(Excerpt from a dataset)
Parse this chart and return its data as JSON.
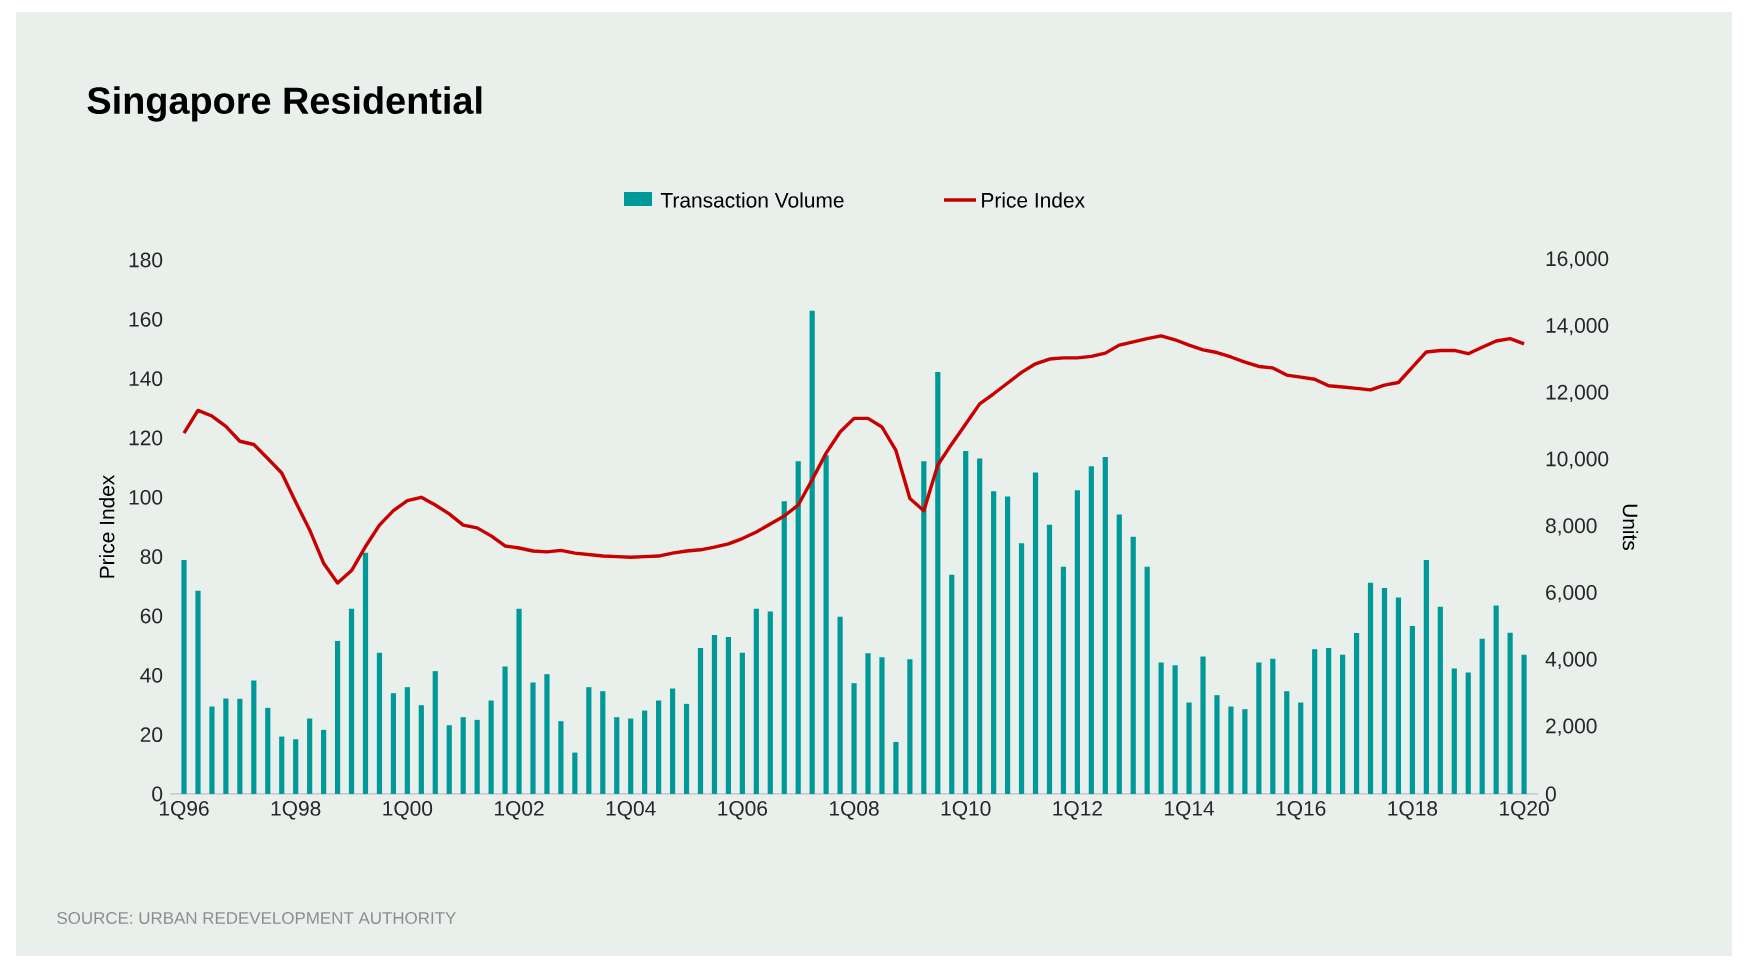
{
  "chart_data": {
    "type": "bar",
    "title": "Singapore Residential",
    "ylabel": "Price Index",
    "y2label": "Units",
    "legend": "top",
    "categories": [
      "1Q96",
      null,
      null,
      null,
      null,
      null,
      null,
      null,
      "1Q98",
      null,
      null,
      null,
      null,
      null,
      null,
      null,
      "1Q00",
      null,
      null,
      null,
      null,
      null,
      null,
      null,
      "1Q02",
      null,
      null,
      null,
      null,
      null,
      null,
      null,
      "1Q04",
      null,
      null,
      null,
      null,
      null,
      null,
      null,
      "1Q06",
      null,
      null,
      null,
      null,
      null,
      null,
      null,
      "1Q08",
      null,
      null,
      null,
      null,
      null,
      null,
      null,
      "1Q10",
      null,
      null,
      null,
      null,
      null,
      null,
      null,
      "1Q12",
      null,
      null,
      null,
      null,
      null,
      null,
      null,
      "1Q14",
      null,
      null,
      null,
      null,
      null,
      null,
      null,
      "1Q16",
      null,
      null,
      null,
      null,
      null,
      null,
      null,
      "1Q18",
      null,
      null,
      null,
      null,
      null,
      null,
      null,
      "1Q20"
    ],
    "ylim": [
      0,
      180
    ],
    "yticks": [
      0,
      20,
      40,
      60,
      80,
      100,
      120,
      140,
      160,
      180
    ],
    "y2lim": [
      0,
      16000
    ],
    "y2ticks": [
      0,
      {
        "value": 2000,
        "label": "2,000"
      },
      {
        "value": 4000,
        "label": "4,000"
      },
      {
        "value": 6000,
        "label": "6,000"
      },
      {
        "value": 8000,
        "label": "8,000"
      },
      {
        "value": 10000,
        "label": "10,000"
      },
      {
        "value": 12000,
        "label": "12,000"
      },
      {
        "value": 14000,
        "label": "14,000"
      },
      {
        "value": 16000,
        "label": "16,000"
      }
    ],
    "series": [
      {
        "name": "Transaction Volume",
        "axis": "y2",
        "color": "#00999a",
        "values": [
          7010,
          6090,
          2620,
          2860,
          2850,
          3400,
          2580,
          1720,
          1640,
          2260,
          1920,
          4580,
          5550,
          7230,
          4230,
          3020,
          3200,
          2660,
          3680,
          2060,
          2300,
          2220,
          2800,
          3820,
          5550,
          3340,
          3590,
          2180,
          1240,
          3200,
          3080,
          2300,
          2260,
          2500,
          2800,
          3160,
          2700,
          4370,
          4760,
          4700,
          4230,
          5550,
          5470,
          8770,
          9970,
          14480,
          10150,
          5310,
          3320,
          4220,
          4100,
          1560,
          4040,
          9970,
          12640,
          6570,
          10280,
          10050,
          9070,
          8910,
          7510,
          9630,
          8070,
          6810,
          9100,
          9820,
          10100,
          8370,
          7710,
          6810,
          3940,
          3860,
          2740,
          4120,
          2960,
          2620,
          2540,
          3940,
          4050,
          3080,
          2740,
          4340,
          4370,
          4170,
          4820,
          6330,
          6170,
          5890,
          5030,
          7010,
          5610,
          3760,
          3640,
          4650,
          5650,
          4830,
          4170
        ]
      },
      {
        "name": "Price Index",
        "type": "line",
        "axis": "y",
        "color": "#c80000",
        "values": [
          121.6,
          129.3,
          127.4,
          123.9,
          118.9,
          117.8,
          113.1,
          108.2,
          98.4,
          89,
          77.8,
          71.1,
          75.3,
          83.4,
          90.6,
          95.5,
          98.9,
          100,
          97.4,
          94.4,
          90.6,
          89.7,
          87,
          83.6,
          82.9,
          81.9,
          81.6,
          82.1,
          81.2,
          80.7,
          80.2,
          80,
          79.8,
          80,
          80.2,
          81.2,
          81.9,
          82.3,
          83.2,
          84.3,
          86.1,
          88.3,
          91,
          93.7,
          97.4,
          105.9,
          114.9,
          122,
          126.6,
          126.6,
          123.7,
          115.8,
          99.6,
          95.5,
          110.9,
          118,
          124.7,
          131.5,
          134.9,
          138.5,
          142.1,
          145,
          146.6,
          147,
          147,
          147.5,
          148.6,
          151.3,
          152.4,
          153.5,
          154.4,
          153.1,
          151.3,
          149.7,
          148.8,
          147.3,
          145.6,
          144.1,
          143.6,
          141.2,
          140.5,
          139.8,
          137.6,
          137.2,
          136.7,
          136.2,
          137.8,
          138.7,
          143.9,
          149,
          149.5,
          149.5,
          148.4,
          150.6,
          152.7,
          153.5,
          151.7
        ]
      }
    ],
    "annotations": [
      "SOURCE: URBAN REDEVELOPMENT AUTHORITY"
    ]
  }
}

» **Given task**
Transcribe the material exactly, and leave out whatever pictures it holds.

» **Solution to the exercise**
Parse this chart and return its data as JSON.
{
  "chart_data": {
    "type": "bar",
    "title": "Singapore Residential",
    "ylabel": "Price Index",
    "y2label": "Units",
    "legend": "top",
    "categories": [
      "1Q96",
      null,
      null,
      null,
      null,
      null,
      null,
      null,
      "1Q98",
      null,
      null,
      null,
      null,
      null,
      null,
      null,
      "1Q00",
      null,
      null,
      null,
      null,
      null,
      null,
      null,
      "1Q02",
      null,
      null,
      null,
      null,
      null,
      null,
      null,
      "1Q04",
      null,
      null,
      null,
      null,
      null,
      null,
      null,
      "1Q06",
      null,
      null,
      null,
      null,
      null,
      null,
      null,
      "1Q08",
      null,
      null,
      null,
      null,
      null,
      null,
      null,
      "1Q10",
      null,
      null,
      null,
      null,
      null,
      null,
      null,
      "1Q12",
      null,
      null,
      null,
      null,
      null,
      null,
      null,
      "1Q14",
      null,
      null,
      null,
      null,
      null,
      null,
      null,
      "1Q16",
      null,
      null,
      null,
      null,
      null,
      null,
      null,
      "1Q18",
      null,
      null,
      null,
      null,
      null,
      null,
      null,
      "1Q20"
    ],
    "ylim": [
      0,
      180
    ],
    "yticks": [
      0,
      20,
      40,
      60,
      80,
      100,
      120,
      140,
      160,
      180
    ],
    "y2lim": [
      0,
      16000
    ],
    "y2ticks": [
      0,
      {
        "value": 2000,
        "label": "2,000"
      },
      {
        "value": 4000,
        "label": "4,000"
      },
      {
        "value": 6000,
        "label": "6,000"
      },
      {
        "value": 8000,
        "label": "8,000"
      },
      {
        "value": 10000,
        "label": "10,000"
      },
      {
        "value": 12000,
        "label": "12,000"
      },
      {
        "value": 14000,
        "label": "14,000"
      },
      {
        "value": 16000,
        "label": "16,000"
      }
    ],
    "series": [
      {
        "name": "Transaction Volume",
        "axis": "y2",
        "color": "#00999a",
        "values": [
          7010,
          6090,
          2620,
          2860,
          2850,
          3400,
          2580,
          1720,
          1640,
          2260,
          1920,
          4580,
          5550,
          7230,
          4230,
          3020,
          3200,
          2660,
          3680,
          2060,
          2300,
          2220,
          2800,
          3820,
          5550,
          3340,
          3590,
          2180,
          1240,
          3200,
          3080,
          2300,
          2260,
          2500,
          2800,
          3160,
          2700,
          4370,
          4760,
          4700,
          4230,
          5550,
          5470,
          8770,
          9970,
          14480,
          10150,
          5310,
          3320,
          4220,
          4100,
          1560,
          4040,
          9970,
          12640,
          6570,
          10280,
          10050,
          9070,
          8910,
          7510,
          9630,
          8070,
          6810,
          9100,
          9820,
          10100,
          8370,
          7710,
          6810,
          3940,
          3860,
          2740,
          4120,
          2960,
          2620,
          2540,
          3940,
          4050,
          3080,
          2740,
          4340,
          4370,
          4170,
          4820,
          6330,
          6170,
          5890,
          5030,
          7010,
          5610,
          3760,
          3640,
          4650,
          5650,
          4830,
          4170
        ]
      },
      {
        "name": "Price Index",
        "type": "line",
        "axis": "y",
        "color": "#c80000",
        "values": [
          121.6,
          129.3,
          127.4,
          123.9,
          118.9,
          117.8,
          113.1,
          108.2,
          98.4,
          89,
          77.8,
          71.1,
          75.3,
          83.4,
          90.6,
          95.5,
          98.9,
          100,
          97.4,
          94.4,
          90.6,
          89.7,
          87,
          83.6,
          82.9,
          81.9,
          81.6,
          82.1,
          81.2,
          80.7,
          80.2,
          80,
          79.8,
          80,
          80.2,
          81.2,
          81.9,
          82.3,
          83.2,
          84.3,
          86.1,
          88.3,
          91,
          93.7,
          97.4,
          105.9,
          114.9,
          122,
          126.6,
          126.6,
          123.7,
          115.8,
          99.6,
          95.5,
          110.9,
          118,
          124.7,
          131.5,
          134.9,
          138.5,
          142.1,
          145,
          146.6,
          147,
          147,
          147.5,
          148.6,
          151.3,
          152.4,
          153.5,
          154.4,
          153.1,
          151.3,
          149.7,
          148.8,
          147.3,
          145.6,
          144.1,
          143.6,
          141.2,
          140.5,
          139.8,
          137.6,
          137.2,
          136.7,
          136.2,
          137.8,
          138.7,
          143.9,
          149,
          149.5,
          149.5,
          148.4,
          150.6,
          152.7,
          153.5,
          151.7
        ]
      }
    ],
    "annotations": [
      "SOURCE: URBAN REDEVELOPMENT AUTHORITY"
    ]
  }
}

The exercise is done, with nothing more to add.